[Excerpts from a figure dataset]
• • • •
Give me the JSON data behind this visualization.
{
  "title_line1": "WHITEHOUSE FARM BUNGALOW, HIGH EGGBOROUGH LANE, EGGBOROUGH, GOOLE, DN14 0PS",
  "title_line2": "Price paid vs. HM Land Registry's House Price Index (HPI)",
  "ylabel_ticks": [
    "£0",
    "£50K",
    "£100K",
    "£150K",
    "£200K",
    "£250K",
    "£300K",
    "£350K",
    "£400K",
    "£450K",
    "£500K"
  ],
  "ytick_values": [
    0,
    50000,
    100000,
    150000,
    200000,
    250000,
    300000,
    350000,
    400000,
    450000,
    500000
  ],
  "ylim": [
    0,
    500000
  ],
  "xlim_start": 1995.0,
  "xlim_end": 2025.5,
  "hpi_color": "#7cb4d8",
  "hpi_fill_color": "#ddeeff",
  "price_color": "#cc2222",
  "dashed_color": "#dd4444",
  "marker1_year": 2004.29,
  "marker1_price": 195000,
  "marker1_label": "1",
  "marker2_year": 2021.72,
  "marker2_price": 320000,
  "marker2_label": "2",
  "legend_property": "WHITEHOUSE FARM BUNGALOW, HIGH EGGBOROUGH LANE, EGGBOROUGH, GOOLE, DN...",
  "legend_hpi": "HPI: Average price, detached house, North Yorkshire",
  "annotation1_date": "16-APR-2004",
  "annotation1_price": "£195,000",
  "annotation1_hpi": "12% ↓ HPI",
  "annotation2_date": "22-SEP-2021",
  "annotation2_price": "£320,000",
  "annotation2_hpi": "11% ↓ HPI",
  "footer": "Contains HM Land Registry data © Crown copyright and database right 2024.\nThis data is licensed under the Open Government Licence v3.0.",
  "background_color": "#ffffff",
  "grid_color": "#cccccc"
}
• • • •
TO BE DONE: Would you give the material above again, complete and exact?

FULL RESPONSE:
Give me the JSON data behind this visualization.
{
  "title_line1": "WHITEHOUSE FARM BUNGALOW, HIGH EGGBOROUGH LANE, EGGBOROUGH, GOOLE, DN14 0PS",
  "title_line2": "Price paid vs. HM Land Registry's House Price Index (HPI)",
  "ylabel_ticks": [
    "£0",
    "£50K",
    "£100K",
    "£150K",
    "£200K",
    "£250K",
    "£300K",
    "£350K",
    "£400K",
    "£450K",
    "£500K"
  ],
  "ytick_values": [
    0,
    50000,
    100000,
    150000,
    200000,
    250000,
    300000,
    350000,
    400000,
    450000,
    500000
  ],
  "ylim": [
    0,
    500000
  ],
  "xlim_start": 1995.0,
  "xlim_end": 2025.5,
  "hpi_color": "#7cb4d8",
  "hpi_fill_color": "#ddeeff",
  "price_color": "#cc2222",
  "dashed_color": "#dd4444",
  "marker1_year": 2004.29,
  "marker1_price": 195000,
  "marker1_label": "1",
  "marker2_year": 2021.72,
  "marker2_price": 320000,
  "marker2_label": "2",
  "legend_property": "WHITEHOUSE FARM BUNGALOW, HIGH EGGBOROUGH LANE, EGGBOROUGH, GOOLE, DN...",
  "legend_hpi": "HPI: Average price, detached house, North Yorkshire",
  "annotation1_date": "16-APR-2004",
  "annotation1_price": "£195,000",
  "annotation1_hpi": "12% ↓ HPI",
  "annotation2_date": "22-SEP-2021",
  "annotation2_price": "£320,000",
  "annotation2_hpi": "11% ↓ HPI",
  "footer": "Contains HM Land Registry data © Crown copyright and database right 2024.\nThis data is licensed under the Open Government Licence v3.0.",
  "background_color": "#ffffff",
  "grid_color": "#cccccc"
}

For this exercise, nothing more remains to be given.